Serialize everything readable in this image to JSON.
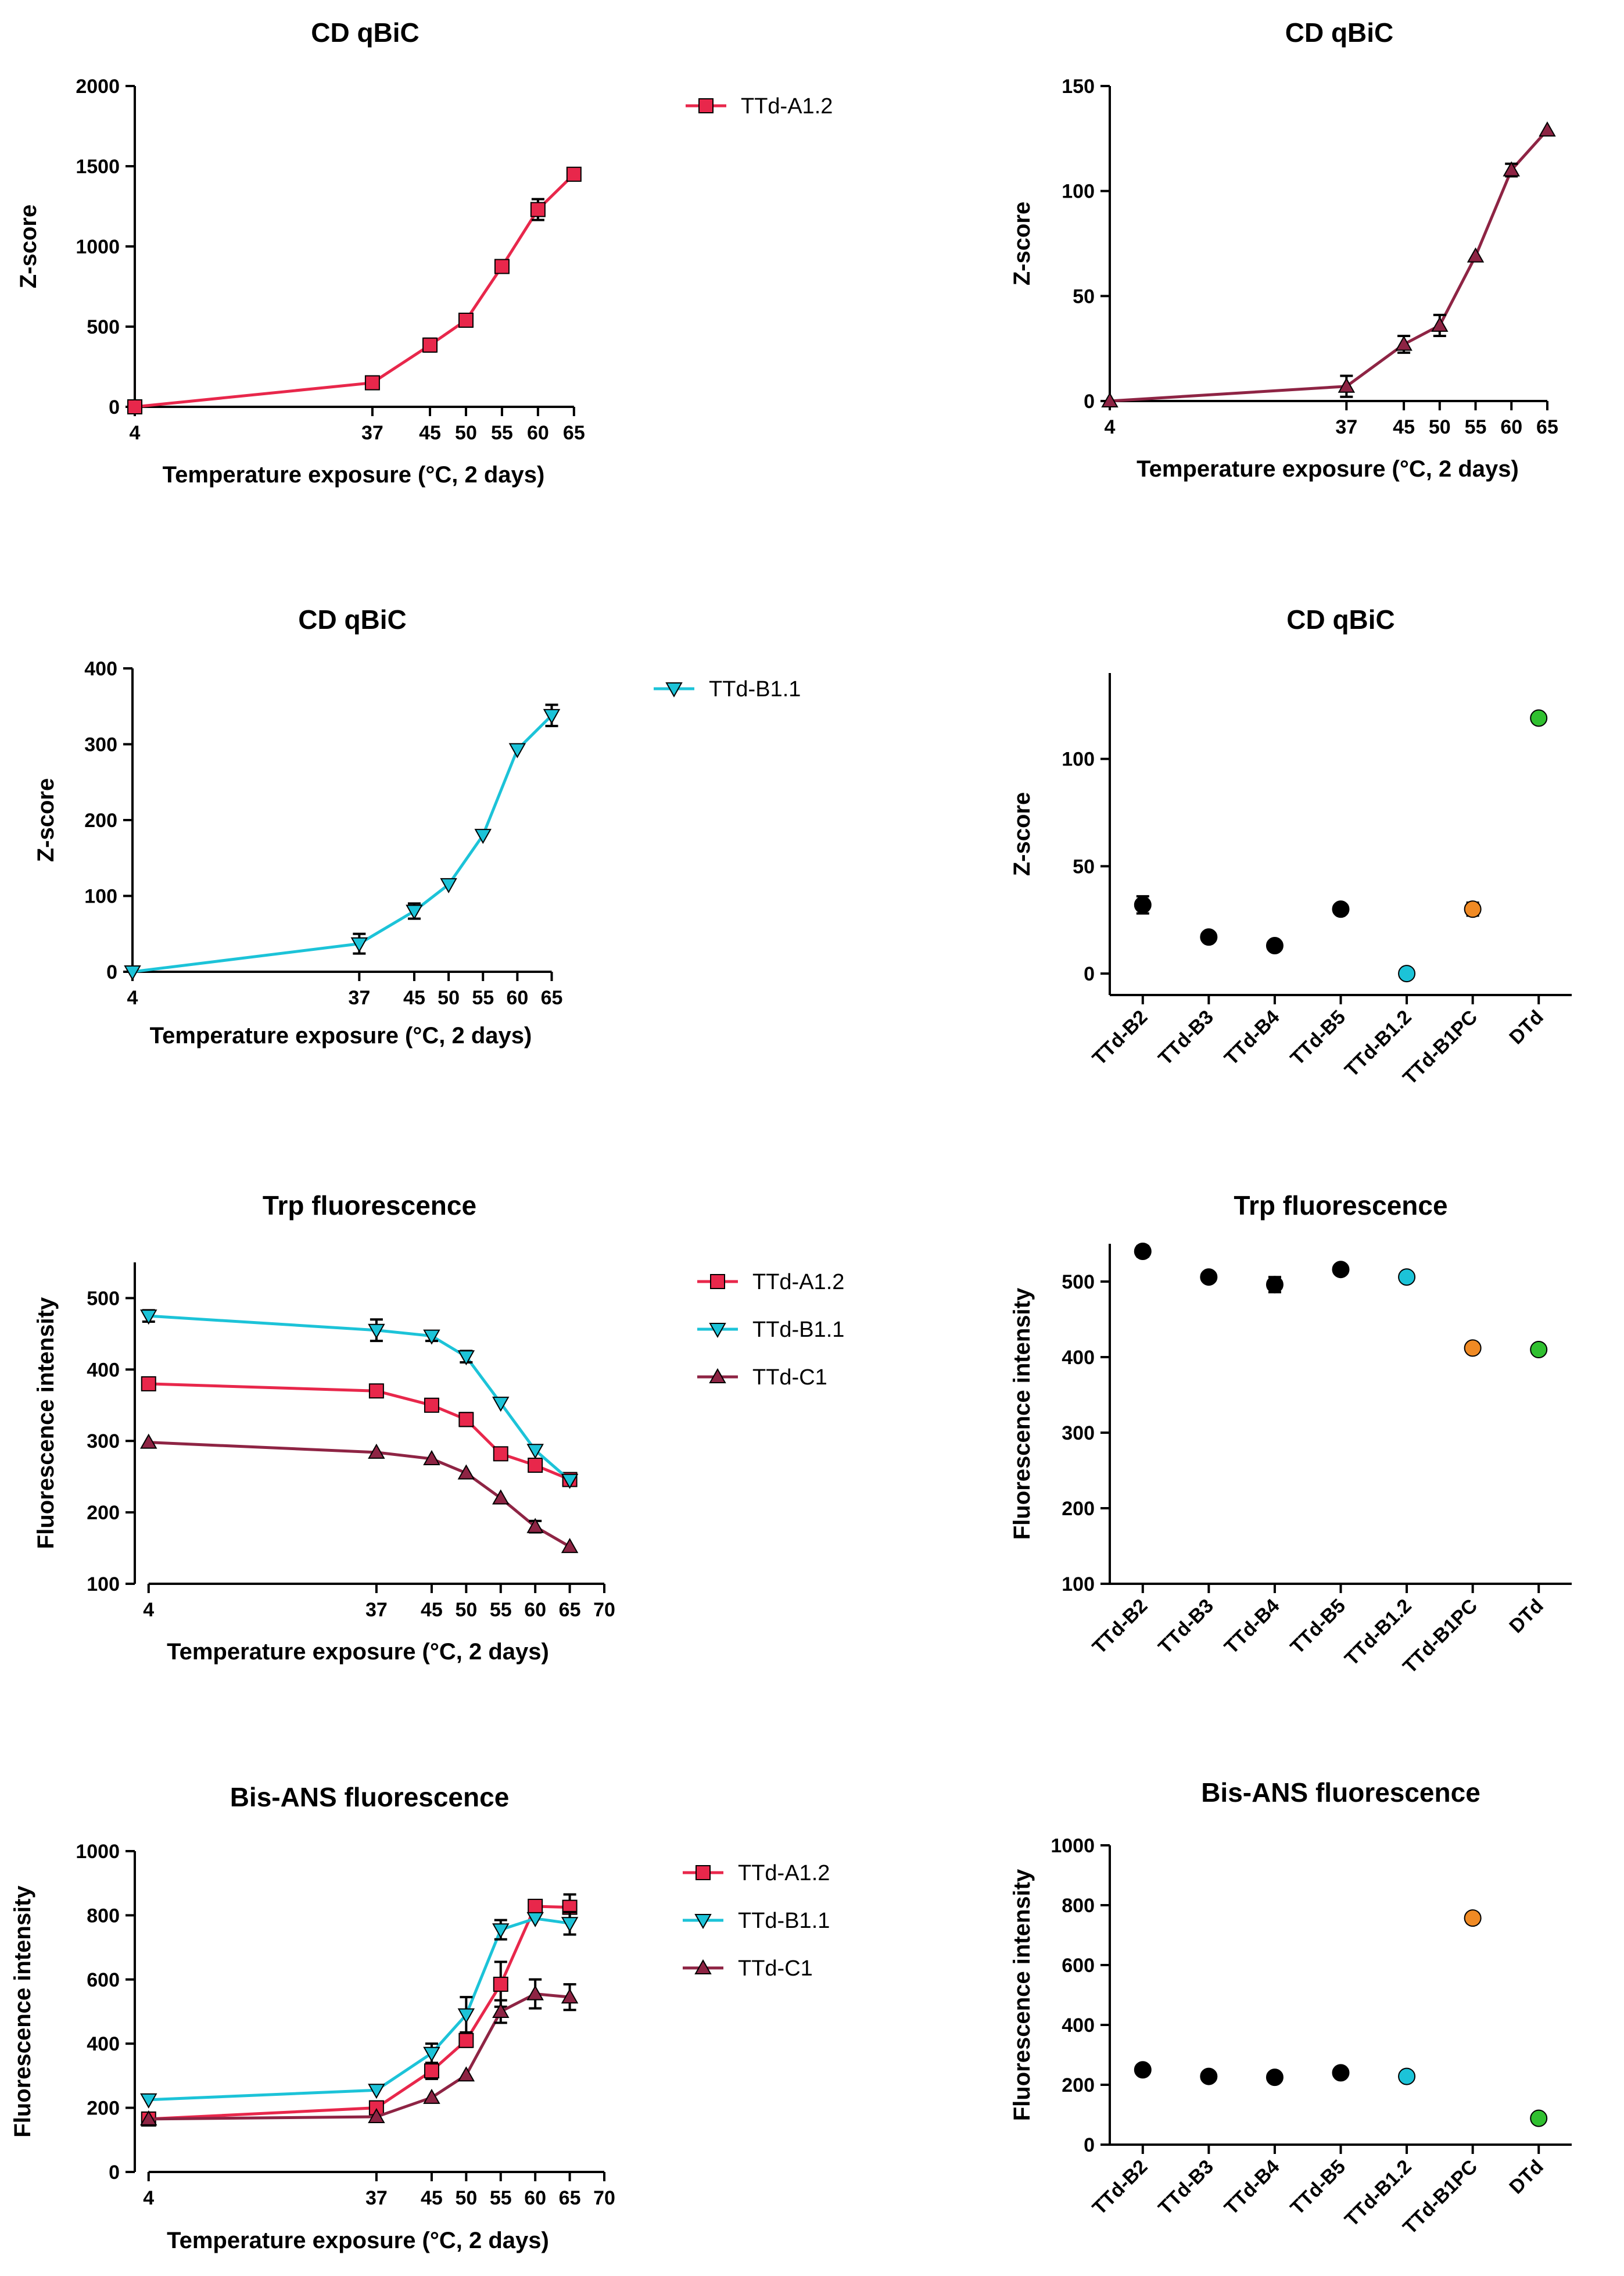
{
  "chart_data": [
    {
      "type": "line",
      "title": "CD qBiC",
      "xlabel": "Temperature exposure (°C, 2 days)",
      "ylabel": "Z-score",
      "xlim": [
        4,
        68
      ],
      "ylim": [
        0,
        2000
      ],
      "xticks": [
        4,
        37,
        45,
        50,
        55,
        60,
        65
      ],
      "yticks": [
        0,
        500,
        1000,
        1500,
        2000
      ],
      "x": [
        4,
        37,
        45,
        50,
        55,
        60,
        65
      ],
      "series": [
        {
          "name": "TTd-A1.2",
          "color": "#e8274b",
          "marker": "square",
          "values": [
            0,
            150,
            385,
            540,
            875,
            1230,
            1450
          ],
          "errors": [
            0,
            15,
            40,
            15,
            15,
            65,
            25
          ]
        }
      ]
    },
    {
      "type": "line",
      "title": "CD qBiC",
      "xlabel": "Temperature exposure (°C, 2 days)",
      "ylabel": "Z-score",
      "xlim": [
        4,
        68
      ],
      "ylim": [
        0,
        150
      ],
      "xticks": [
        4,
        37,
        45,
        50,
        55,
        60,
        65
      ],
      "yticks": [
        0,
        50,
        100,
        150
      ],
      "x": [
        4,
        37,
        45,
        50,
        55,
        60,
        65
      ],
      "series": [
        {
          "name": "",
          "color": "#8e2444",
          "marker": "triangle-up",
          "values": [
            0,
            7,
            27,
            36,
            69,
            110,
            129
          ],
          "errors": [
            0,
            5,
            4,
            5,
            0,
            3,
            0
          ]
        }
      ]
    },
    {
      "type": "line",
      "title": "CD qBiC",
      "xlabel": "Temperature exposure (°C, 2 days)",
      "ylabel": "Z-score",
      "xlim": [
        4,
        68
      ],
      "ylim": [
        0,
        400
      ],
      "xticks": [
        4,
        37,
        45,
        50,
        55,
        60,
        65
      ],
      "yticks": [
        0,
        100,
        200,
        300,
        400
      ],
      "x": [
        4,
        37,
        45,
        50,
        55,
        60,
        65
      ],
      "series": [
        {
          "name": "TTd-B1.1",
          "color": "#1cc3d8",
          "marker": "triangle-down",
          "values": [
            0,
            37,
            80,
            115,
            180,
            293,
            338
          ],
          "errors": [
            0,
            13,
            10,
            0,
            0,
            0,
            14
          ]
        }
      ]
    },
    {
      "type": "scatter",
      "title": "CD qBiC",
      "xlabel": "",
      "ylabel": "Z-score",
      "ylim": [
        -10,
        140
      ],
      "yticks": [
        0,
        50,
        100
      ],
      "categories": [
        "TTd-B2",
        "TTd-B3",
        "TTd-B4",
        "TTd-B5",
        "TTd-B1.2",
        "TTd-B1PC",
        "DTd"
      ],
      "values": [
        32,
        17,
        13,
        30,
        0,
        30,
        119
      ],
      "errors": [
        4,
        0,
        0,
        0,
        0,
        3,
        0
      ],
      "colors": [
        "#000000",
        "#000000",
        "#000000",
        "#000000",
        "#1cc3d8",
        "#f08a24",
        "#30c030"
      ]
    },
    {
      "type": "line",
      "title": "Trp fluorescence",
      "xlabel": "Temperature exposure (°C, 2 days)",
      "ylabel": "Fluorescence intensity",
      "xlim": [
        2,
        70
      ],
      "ylim": [
        100,
        550
      ],
      "xticks": [
        4,
        37,
        45,
        50,
        55,
        60,
        65,
        70
      ],
      "yticks": [
        100,
        200,
        300,
        400,
        500
      ],
      "x": [
        4,
        37,
        45,
        50,
        55,
        60,
        65
      ],
      "series": [
        {
          "name": "TTd-A1.2",
          "color": "#e8274b",
          "marker": "square",
          "values": [
            380,
            370,
            350,
            330,
            282,
            266,
            246
          ],
          "errors": [
            6,
            3,
            3,
            9,
            0,
            0,
            0
          ]
        },
        {
          "name": "TTd-B1.1",
          "color": "#1cc3d8",
          "marker": "triangle-down",
          "values": [
            475,
            455,
            447,
            418,
            353,
            287,
            245
          ],
          "errors": [
            8,
            15,
            7,
            8,
            0,
            0,
            0
          ]
        },
        {
          "name": "TTd-C1",
          "color": "#8e2444",
          "marker": "triangle-up",
          "values": [
            298,
            284,
            275,
            255,
            220,
            180,
            152
          ],
          "errors": [
            0,
            0,
            0,
            0,
            0,
            8,
            0
          ]
        }
      ]
    },
    {
      "type": "scatter",
      "title": "Trp fluorescence",
      "xlabel": "",
      "ylabel": "Fluorescence intensity",
      "ylim": [
        100,
        550
      ],
      "yticks": [
        100,
        200,
        300,
        400,
        500
      ],
      "categories": [
        "TTd-B2",
        "TTd-B3",
        "TTd-B4",
        "TTd-B5",
        "TTd-B1.2",
        "TTd-B1PC",
        "DTd"
      ],
      "values": [
        540,
        506,
        496,
        516,
        506,
        412,
        410
      ],
      "errors": [
        7,
        0,
        10,
        0,
        6,
        0,
        0
      ],
      "colors": [
        "#000000",
        "#000000",
        "#000000",
        "#000000",
        "#1cc3d8",
        "#f08a24",
        "#30c030"
      ]
    },
    {
      "type": "line",
      "title": "Bis-ANS fluorescence",
      "xlabel": "Temperature exposure (°C, 2 days)",
      "ylabel": "Fluorescence intensity",
      "xlim": [
        2,
        70
      ],
      "ylim": [
        0,
        1000
      ],
      "xticks": [
        4,
        37,
        45,
        50,
        55,
        60,
        65,
        70
      ],
      "yticks": [
        0,
        200,
        400,
        600,
        800,
        1000
      ],
      "x": [
        4,
        37,
        45,
        50,
        55,
        60,
        65
      ],
      "series": [
        {
          "name": "TTd-A1.2",
          "color": "#e8274b",
          "marker": "square",
          "values": [
            165,
            200,
            315,
            410,
            585,
            828,
            825
          ],
          "errors": [
            0,
            15,
            25,
            20,
            70,
            0,
            40
          ]
        },
        {
          "name": "TTd-B1.1",
          "color": "#1cc3d8",
          "marker": "triangle-down",
          "values": [
            225,
            255,
            370,
            490,
            755,
            790,
            775
          ],
          "errors": [
            0,
            0,
            30,
            55,
            30,
            0,
            35
          ]
        },
        {
          "name": "TTd-C1",
          "color": "#8e2444",
          "marker": "triangle-up",
          "values": [
            165,
            172,
            232,
            302,
            500,
            555,
            545
          ],
          "errors": [
            0,
            0,
            0,
            0,
            35,
            45,
            40
          ]
        }
      ]
    },
    {
      "type": "scatter",
      "title": "Bis-ANS fluorescence",
      "xlabel": "",
      "ylabel": "Fluorescence intensity",
      "ylim": [
        0,
        1000
      ],
      "yticks": [
        0,
        200,
        400,
        600,
        800,
        1000
      ],
      "categories": [
        "TTd-B2",
        "TTd-B3",
        "TTd-B4",
        "TTd-B5",
        "TTd-B1.2",
        "TTd-B1PC",
        "DTd"
      ],
      "values": [
        250,
        228,
        225,
        240,
        228,
        757,
        88
      ],
      "errors": [
        0,
        0,
        0,
        0,
        10,
        17,
        0
      ],
      "colors": [
        "#000000",
        "#000000",
        "#000000",
        "#000000",
        "#1cc3d8",
        "#f08a24",
        "#30c030"
      ]
    }
  ]
}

:: Task ::
Retype every record above exactly as written, but leave out the pictures.

:: The output ::
Serialize everything readable in this image to JSON.
{
  "chart_data": [
    {
      "type": "line",
      "title": "CD qBiC",
      "xlabel": "Temperature exposure (°C, 2 days)",
      "ylabel": "Z-score",
      "xlim": [
        4,
        68
      ],
      "ylim": [
        0,
        2000
      ],
      "xticks": [
        4,
        37,
        45,
        50,
        55,
        60,
        65
      ],
      "yticks": [
        0,
        500,
        1000,
        1500,
        2000
      ],
      "x": [
        4,
        37,
        45,
        50,
        55,
        60,
        65
      ],
      "series": [
        {
          "name": "TTd-A1.2",
          "color": "#e8274b",
          "marker": "square",
          "values": [
            0,
            150,
            385,
            540,
            875,
            1230,
            1450
          ],
          "errors": [
            0,
            15,
            40,
            15,
            15,
            65,
            25
          ]
        }
      ]
    },
    {
      "type": "line",
      "title": "CD qBiC",
      "xlabel": "Temperature exposure (°C, 2 days)",
      "ylabel": "Z-score",
      "xlim": [
        4,
        68
      ],
      "ylim": [
        0,
        150
      ],
      "xticks": [
        4,
        37,
        45,
        50,
        55,
        60,
        65
      ],
      "yticks": [
        0,
        50,
        100,
        150
      ],
      "x": [
        4,
        37,
        45,
        50,
        55,
        60,
        65
      ],
      "series": [
        {
          "name": "",
          "color": "#8e2444",
          "marker": "triangle-up",
          "values": [
            0,
            7,
            27,
            36,
            69,
            110,
            129
          ],
          "errors": [
            0,
            5,
            4,
            5,
            0,
            3,
            0
          ]
        }
      ]
    },
    {
      "type": "line",
      "title": "CD qBiC",
      "xlabel": "Temperature exposure (°C, 2 days)",
      "ylabel": "Z-score",
      "xlim": [
        4,
        68
      ],
      "ylim": [
        0,
        400
      ],
      "xticks": [
        4,
        37,
        45,
        50,
        55,
        60,
        65
      ],
      "yticks": [
        0,
        100,
        200,
        300,
        400
      ],
      "x": [
        4,
        37,
        45,
        50,
        55,
        60,
        65
      ],
      "series": [
        {
          "name": "TTd-B1.1",
          "color": "#1cc3d8",
          "marker": "triangle-down",
          "values": [
            0,
            37,
            80,
            115,
            180,
            293,
            338
          ],
          "errors": [
            0,
            13,
            10,
            0,
            0,
            0,
            14
          ]
        }
      ]
    },
    {
      "type": "scatter",
      "title": "CD qBiC",
      "xlabel": "",
      "ylabel": "Z-score",
      "ylim": [
        -10,
        140
      ],
      "yticks": [
        0,
        50,
        100
      ],
      "categories": [
        "TTd-B2",
        "TTd-B3",
        "TTd-B4",
        "TTd-B5",
        "TTd-B1.2",
        "TTd-B1PC",
        "DTd"
      ],
      "values": [
        32,
        17,
        13,
        30,
        0,
        30,
        119
      ],
      "errors": [
        4,
        0,
        0,
        0,
        0,
        3,
        0
      ],
      "colors": [
        "#000000",
        "#000000",
        "#000000",
        "#000000",
        "#1cc3d8",
        "#f08a24",
        "#30c030"
      ]
    },
    {
      "type": "line",
      "title": "Trp fluorescence",
      "xlabel": "Temperature exposure (°C, 2 days)",
      "ylabel": "Fluorescence intensity",
      "xlim": [
        2,
        70
      ],
      "ylim": [
        100,
        550
      ],
      "xticks": [
        4,
        37,
        45,
        50,
        55,
        60,
        65,
        70
      ],
      "yticks": [
        100,
        200,
        300,
        400,
        500
      ],
      "x": [
        4,
        37,
        45,
        50,
        55,
        60,
        65
      ],
      "series": [
        {
          "name": "TTd-A1.2",
          "color": "#e8274b",
          "marker": "square",
          "values": [
            380,
            370,
            350,
            330,
            282,
            266,
            246
          ],
          "errors": [
            6,
            3,
            3,
            9,
            0,
            0,
            0
          ]
        },
        {
          "name": "TTd-B1.1",
          "color": "#1cc3d8",
          "marker": "triangle-down",
          "values": [
            475,
            455,
            447,
            418,
            353,
            287,
            245
          ],
          "errors": [
            8,
            15,
            7,
            8,
            0,
            0,
            0
          ]
        },
        {
          "name": "TTd-C1",
          "color": "#8e2444",
          "marker": "triangle-up",
          "values": [
            298,
            284,
            275,
            255,
            220,
            180,
            152
          ],
          "errors": [
            0,
            0,
            0,
            0,
            0,
            8,
            0
          ]
        }
      ]
    },
    {
      "type": "scatter",
      "title": "Trp fluorescence",
      "xlabel": "",
      "ylabel": "Fluorescence intensity",
      "ylim": [
        100,
        550
      ],
      "yticks": [
        100,
        200,
        300,
        400,
        500
      ],
      "categories": [
        "TTd-B2",
        "TTd-B3",
        "TTd-B4",
        "TTd-B5",
        "TTd-B1.2",
        "TTd-B1PC",
        "DTd"
      ],
      "values": [
        540,
        506,
        496,
        516,
        506,
        412,
        410
      ],
      "errors": [
        7,
        0,
        10,
        0,
        6,
        0,
        0
      ],
      "colors": [
        "#000000",
        "#000000",
        "#000000",
        "#000000",
        "#1cc3d8",
        "#f08a24",
        "#30c030"
      ]
    },
    {
      "type": "line",
      "title": "Bis-ANS fluorescence",
      "xlabel": "Temperature exposure (°C, 2 days)",
      "ylabel": "Fluorescence intensity",
      "xlim": [
        2,
        70
      ],
      "ylim": [
        0,
        1000
      ],
      "xticks": [
        4,
        37,
        45,
        50,
        55,
        60,
        65,
        70
      ],
      "yticks": [
        0,
        200,
        400,
        600,
        800,
        1000
      ],
      "x": [
        4,
        37,
        45,
        50,
        55,
        60,
        65
      ],
      "series": [
        {
          "name": "TTd-A1.2",
          "color": "#e8274b",
          "marker": "square",
          "values": [
            165,
            200,
            315,
            410,
            585,
            828,
            825
          ],
          "errors": [
            0,
            15,
            25,
            20,
            70,
            0,
            40
          ]
        },
        {
          "name": "TTd-B1.1",
          "color": "#1cc3d8",
          "marker": "triangle-down",
          "values": [
            225,
            255,
            370,
            490,
            755,
            790,
            775
          ],
          "errors": [
            0,
            0,
            30,
            55,
            30,
            0,
            35
          ]
        },
        {
          "name": "TTd-C1",
          "color": "#8e2444",
          "marker": "triangle-up",
          "values": [
            165,
            172,
            232,
            302,
            500,
            555,
            545
          ],
          "errors": [
            0,
            0,
            0,
            0,
            35,
            45,
            40
          ]
        }
      ]
    },
    {
      "type": "scatter",
      "title": "Bis-ANS fluorescence",
      "xlabel": "",
      "ylabel": "Fluorescence intensity",
      "ylim": [
        0,
        1000
      ],
      "yticks": [
        0,
        200,
        400,
        600,
        800,
        1000
      ],
      "categories": [
        "TTd-B2",
        "TTd-B3",
        "TTd-B4",
        "TTd-B5",
        "TTd-B1.2",
        "TTd-B1PC",
        "DTd"
      ],
      "values": [
        250,
        228,
        225,
        240,
        228,
        757,
        88
      ],
      "errors": [
        0,
        0,
        0,
        0,
        10,
        17,
        0
      ],
      "colors": [
        "#000000",
        "#000000",
        "#000000",
        "#000000",
        "#1cc3d8",
        "#f08a24",
        "#30c030"
      ]
    }
  ]
}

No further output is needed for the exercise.